## Written instruction
Work out how many lines of the listing hold the string "JSON", then answer with that number and nothing else.

** begin The data **

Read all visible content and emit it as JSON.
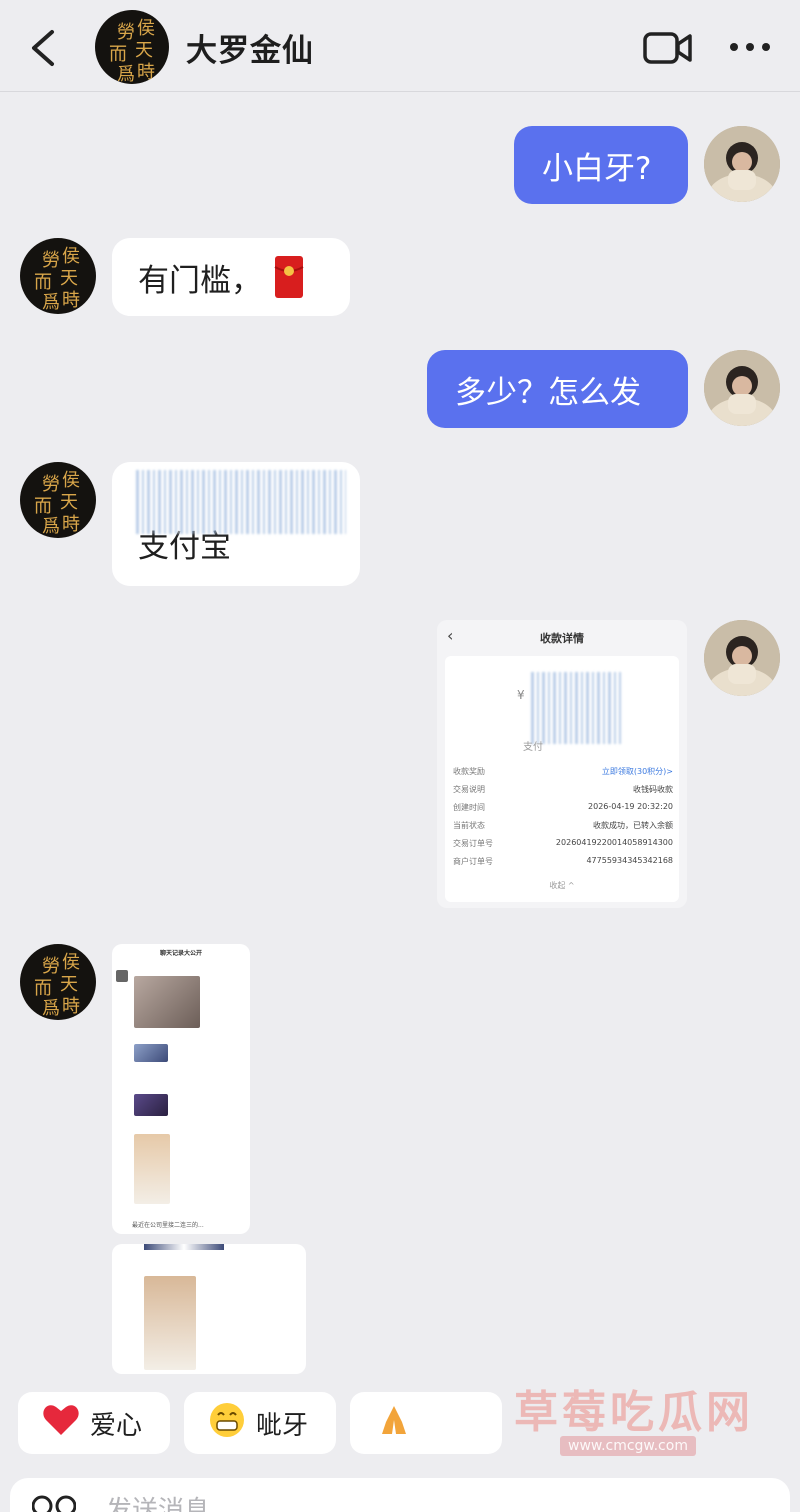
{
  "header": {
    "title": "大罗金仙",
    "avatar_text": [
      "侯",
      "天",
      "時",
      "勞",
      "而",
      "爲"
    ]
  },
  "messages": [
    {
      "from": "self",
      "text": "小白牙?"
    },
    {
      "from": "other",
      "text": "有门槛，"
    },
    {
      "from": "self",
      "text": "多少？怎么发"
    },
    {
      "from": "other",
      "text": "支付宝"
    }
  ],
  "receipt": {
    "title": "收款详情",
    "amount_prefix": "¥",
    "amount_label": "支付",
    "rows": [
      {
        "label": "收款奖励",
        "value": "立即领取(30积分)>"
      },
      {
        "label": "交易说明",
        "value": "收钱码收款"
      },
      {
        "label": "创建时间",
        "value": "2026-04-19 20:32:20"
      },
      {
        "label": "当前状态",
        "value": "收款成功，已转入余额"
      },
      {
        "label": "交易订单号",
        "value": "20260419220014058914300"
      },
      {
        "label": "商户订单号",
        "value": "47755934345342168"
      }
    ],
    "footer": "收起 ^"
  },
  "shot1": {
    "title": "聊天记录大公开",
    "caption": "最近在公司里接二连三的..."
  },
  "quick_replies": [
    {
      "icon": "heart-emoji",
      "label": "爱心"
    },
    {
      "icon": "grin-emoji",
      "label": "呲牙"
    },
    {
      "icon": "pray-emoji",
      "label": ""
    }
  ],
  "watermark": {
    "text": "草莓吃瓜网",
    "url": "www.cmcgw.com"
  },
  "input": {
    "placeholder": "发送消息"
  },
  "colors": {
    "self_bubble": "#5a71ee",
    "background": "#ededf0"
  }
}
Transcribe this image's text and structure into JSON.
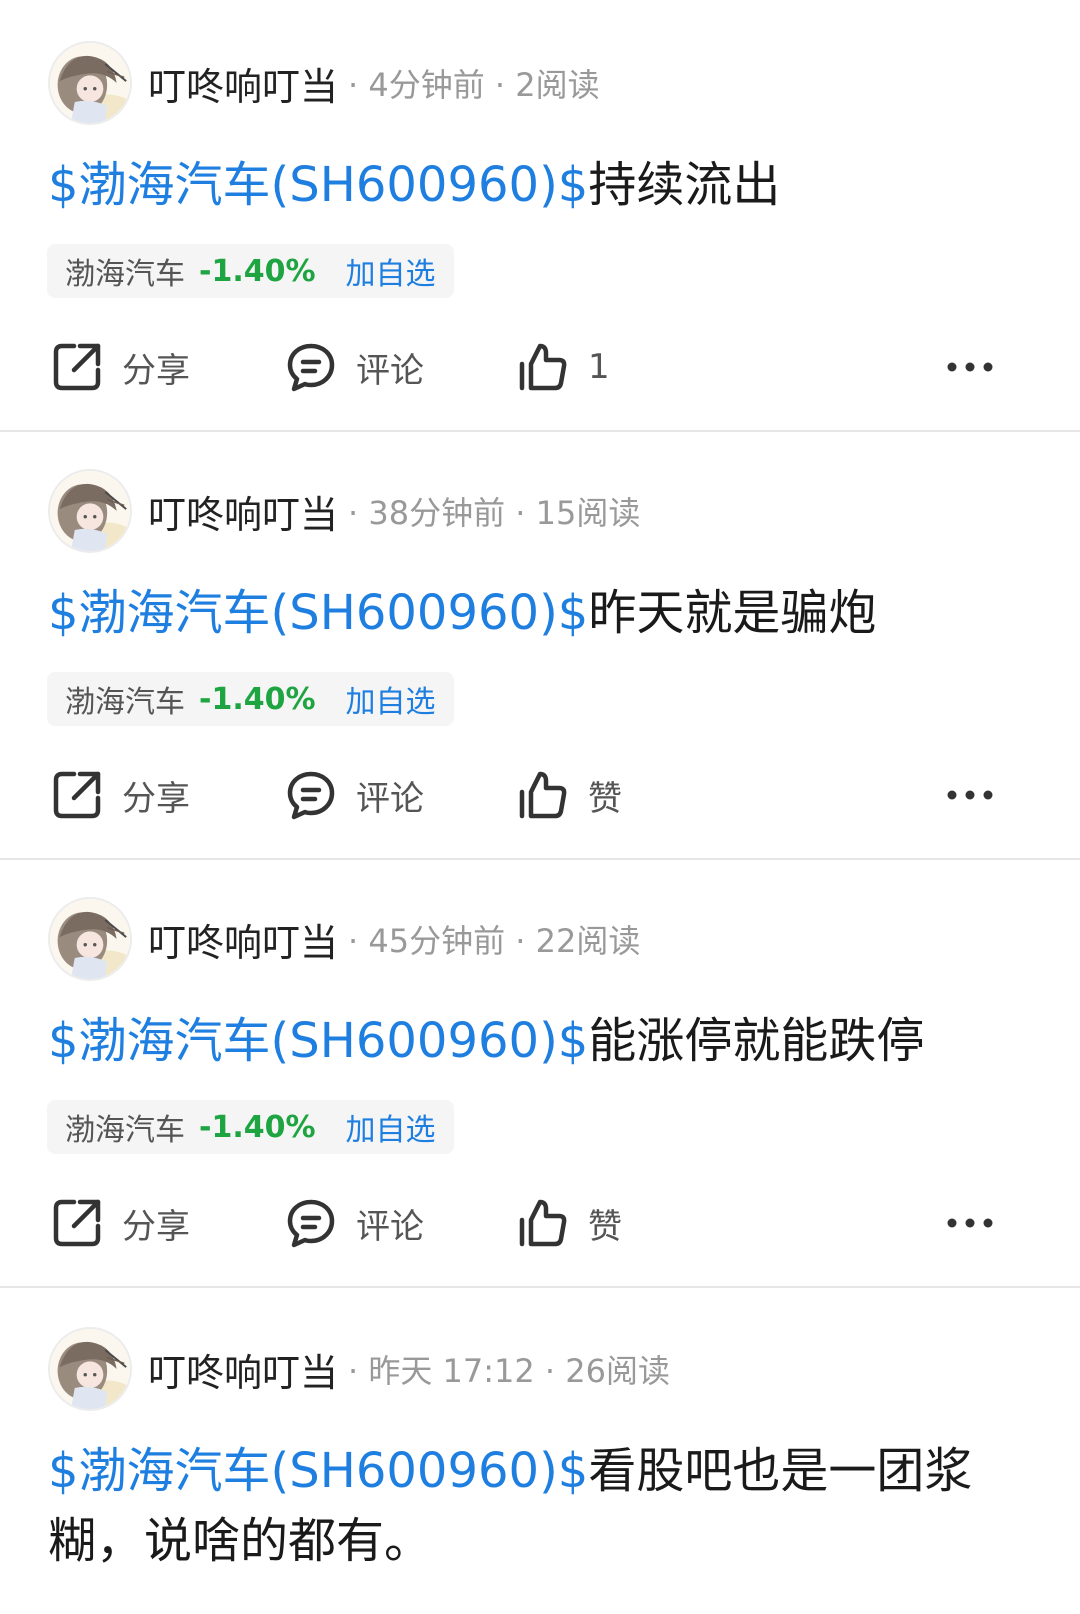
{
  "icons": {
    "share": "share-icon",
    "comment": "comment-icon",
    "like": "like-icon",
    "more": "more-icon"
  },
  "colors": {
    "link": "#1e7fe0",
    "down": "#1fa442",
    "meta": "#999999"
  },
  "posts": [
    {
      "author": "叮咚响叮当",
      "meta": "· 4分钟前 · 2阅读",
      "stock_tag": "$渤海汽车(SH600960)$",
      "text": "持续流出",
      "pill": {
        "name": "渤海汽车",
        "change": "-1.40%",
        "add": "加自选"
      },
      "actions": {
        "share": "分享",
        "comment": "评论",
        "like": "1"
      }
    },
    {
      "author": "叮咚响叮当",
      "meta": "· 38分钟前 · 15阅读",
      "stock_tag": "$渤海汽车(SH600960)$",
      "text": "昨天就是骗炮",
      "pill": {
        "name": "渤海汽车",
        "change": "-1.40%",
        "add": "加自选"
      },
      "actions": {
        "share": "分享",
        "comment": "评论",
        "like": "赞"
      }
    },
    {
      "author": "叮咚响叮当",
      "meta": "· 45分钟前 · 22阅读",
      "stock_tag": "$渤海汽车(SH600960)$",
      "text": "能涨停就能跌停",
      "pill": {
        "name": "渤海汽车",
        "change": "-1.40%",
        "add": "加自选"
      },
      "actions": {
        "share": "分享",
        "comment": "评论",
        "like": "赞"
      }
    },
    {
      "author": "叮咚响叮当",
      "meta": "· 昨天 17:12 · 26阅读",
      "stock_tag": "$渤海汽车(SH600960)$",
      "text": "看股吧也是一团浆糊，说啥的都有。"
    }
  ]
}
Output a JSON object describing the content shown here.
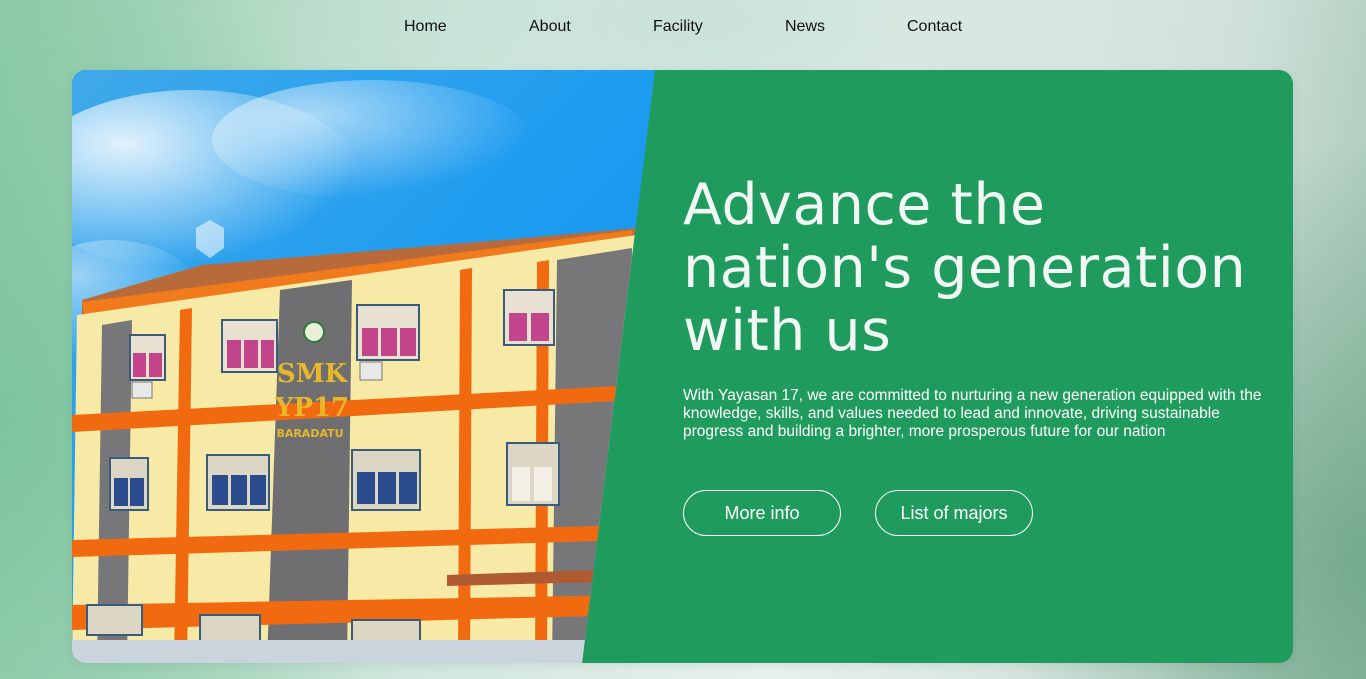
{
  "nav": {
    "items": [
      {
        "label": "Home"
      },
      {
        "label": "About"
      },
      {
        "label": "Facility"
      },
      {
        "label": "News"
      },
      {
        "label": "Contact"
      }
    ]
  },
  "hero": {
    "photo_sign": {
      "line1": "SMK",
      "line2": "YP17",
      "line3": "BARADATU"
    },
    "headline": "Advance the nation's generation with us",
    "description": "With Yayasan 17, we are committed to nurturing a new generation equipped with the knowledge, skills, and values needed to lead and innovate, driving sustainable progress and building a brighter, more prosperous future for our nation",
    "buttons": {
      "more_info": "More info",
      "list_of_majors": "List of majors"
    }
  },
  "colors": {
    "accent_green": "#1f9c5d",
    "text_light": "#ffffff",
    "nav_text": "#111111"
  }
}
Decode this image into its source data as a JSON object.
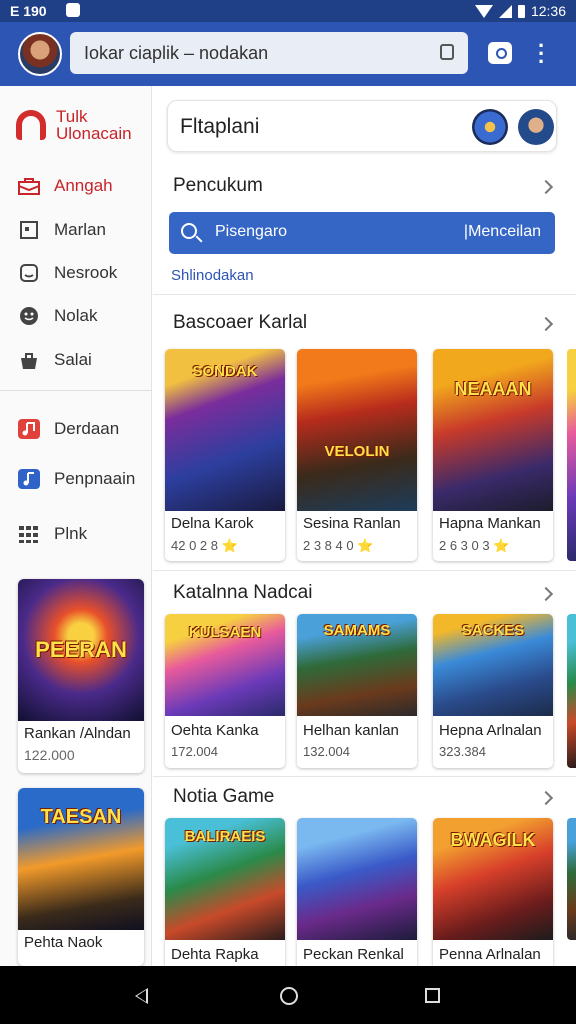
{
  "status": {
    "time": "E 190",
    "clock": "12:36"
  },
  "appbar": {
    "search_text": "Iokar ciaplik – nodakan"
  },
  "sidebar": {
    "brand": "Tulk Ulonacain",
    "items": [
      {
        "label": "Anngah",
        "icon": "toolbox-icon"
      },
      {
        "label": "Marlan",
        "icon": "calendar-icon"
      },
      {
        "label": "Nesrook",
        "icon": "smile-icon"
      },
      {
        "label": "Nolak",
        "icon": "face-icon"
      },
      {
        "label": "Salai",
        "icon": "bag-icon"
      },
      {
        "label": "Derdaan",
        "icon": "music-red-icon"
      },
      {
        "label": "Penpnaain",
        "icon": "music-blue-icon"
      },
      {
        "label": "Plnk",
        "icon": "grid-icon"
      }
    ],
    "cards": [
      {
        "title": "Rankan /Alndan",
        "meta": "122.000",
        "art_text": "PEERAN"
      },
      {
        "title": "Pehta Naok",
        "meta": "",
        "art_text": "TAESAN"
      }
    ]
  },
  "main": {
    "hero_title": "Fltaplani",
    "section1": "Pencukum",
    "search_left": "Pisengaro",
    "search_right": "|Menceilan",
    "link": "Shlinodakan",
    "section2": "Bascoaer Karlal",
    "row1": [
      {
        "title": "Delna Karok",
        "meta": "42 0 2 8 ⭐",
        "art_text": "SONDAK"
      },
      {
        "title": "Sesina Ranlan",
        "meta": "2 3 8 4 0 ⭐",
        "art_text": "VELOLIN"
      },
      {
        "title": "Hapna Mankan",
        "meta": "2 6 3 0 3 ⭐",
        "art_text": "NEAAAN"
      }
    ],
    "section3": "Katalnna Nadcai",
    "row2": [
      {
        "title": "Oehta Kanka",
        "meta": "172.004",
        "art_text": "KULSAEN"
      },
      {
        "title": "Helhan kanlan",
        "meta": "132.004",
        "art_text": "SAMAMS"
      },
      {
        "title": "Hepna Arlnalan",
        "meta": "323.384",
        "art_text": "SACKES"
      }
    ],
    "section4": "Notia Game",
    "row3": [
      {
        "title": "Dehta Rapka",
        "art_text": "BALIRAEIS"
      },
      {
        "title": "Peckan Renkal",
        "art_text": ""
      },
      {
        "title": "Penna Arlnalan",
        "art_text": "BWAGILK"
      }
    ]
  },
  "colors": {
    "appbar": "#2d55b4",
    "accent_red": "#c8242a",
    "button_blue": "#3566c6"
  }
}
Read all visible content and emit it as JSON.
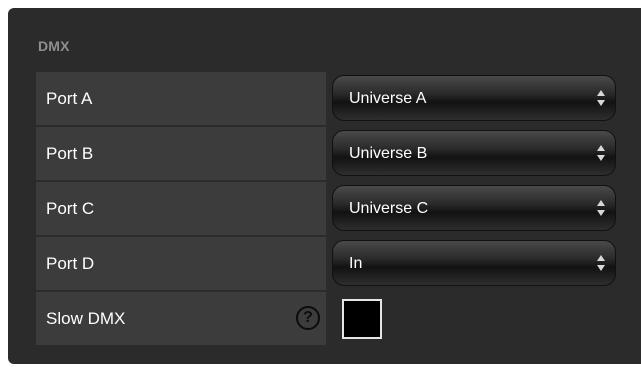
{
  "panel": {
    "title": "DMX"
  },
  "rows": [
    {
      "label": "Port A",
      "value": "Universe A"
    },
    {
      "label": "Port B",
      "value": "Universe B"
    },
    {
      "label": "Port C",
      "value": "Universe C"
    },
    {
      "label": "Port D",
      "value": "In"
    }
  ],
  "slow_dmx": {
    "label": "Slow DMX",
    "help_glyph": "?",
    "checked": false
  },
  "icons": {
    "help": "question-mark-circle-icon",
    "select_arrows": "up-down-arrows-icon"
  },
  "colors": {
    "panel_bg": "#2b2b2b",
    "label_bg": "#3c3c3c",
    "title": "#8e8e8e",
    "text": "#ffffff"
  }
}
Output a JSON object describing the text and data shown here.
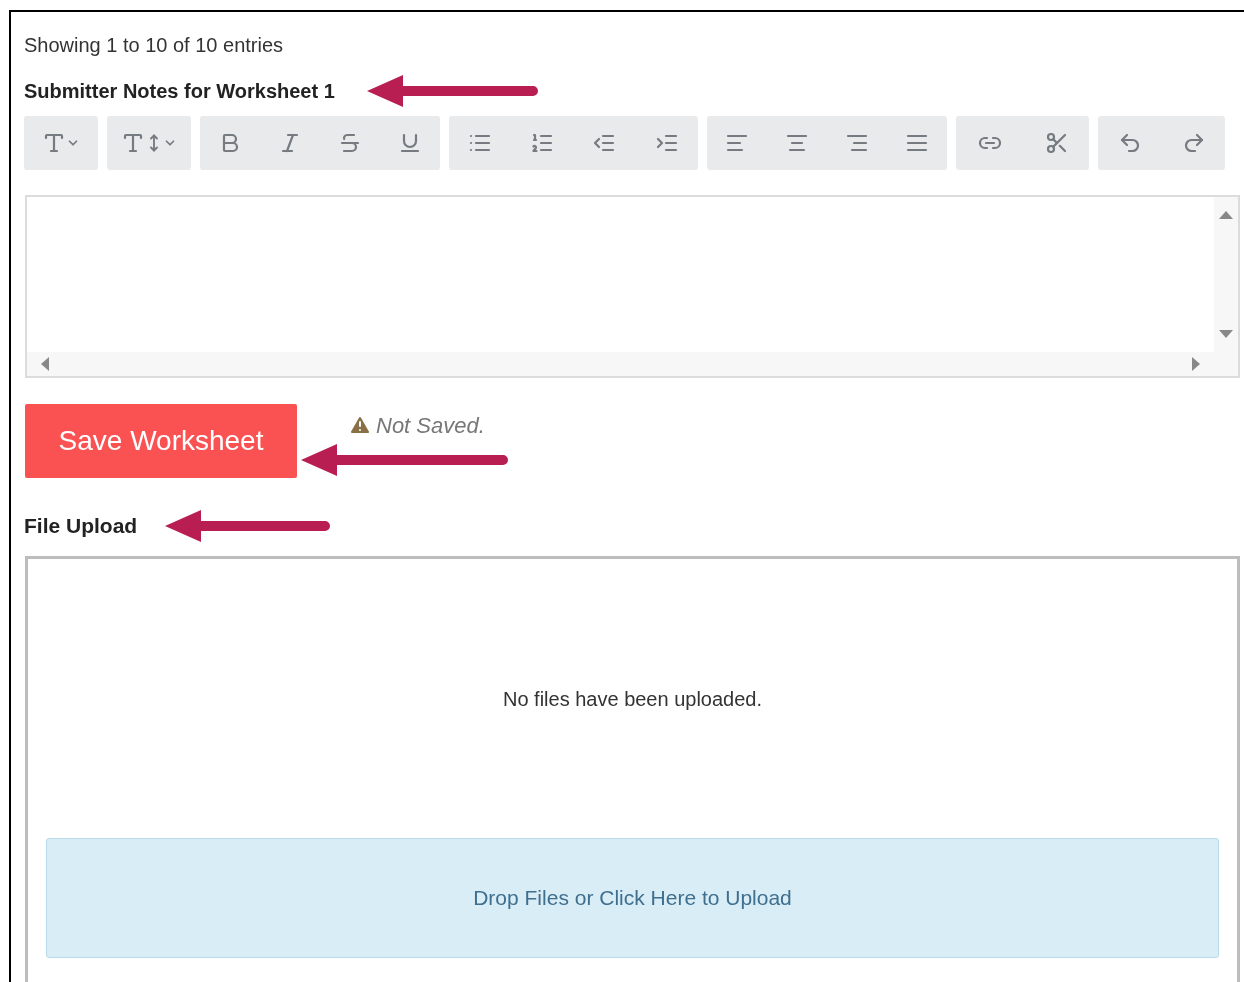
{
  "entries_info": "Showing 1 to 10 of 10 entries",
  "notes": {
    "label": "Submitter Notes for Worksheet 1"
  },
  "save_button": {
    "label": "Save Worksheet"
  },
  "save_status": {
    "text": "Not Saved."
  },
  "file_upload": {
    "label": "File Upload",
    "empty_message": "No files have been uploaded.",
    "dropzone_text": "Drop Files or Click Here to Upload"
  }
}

** end The data **

## Expected answer
6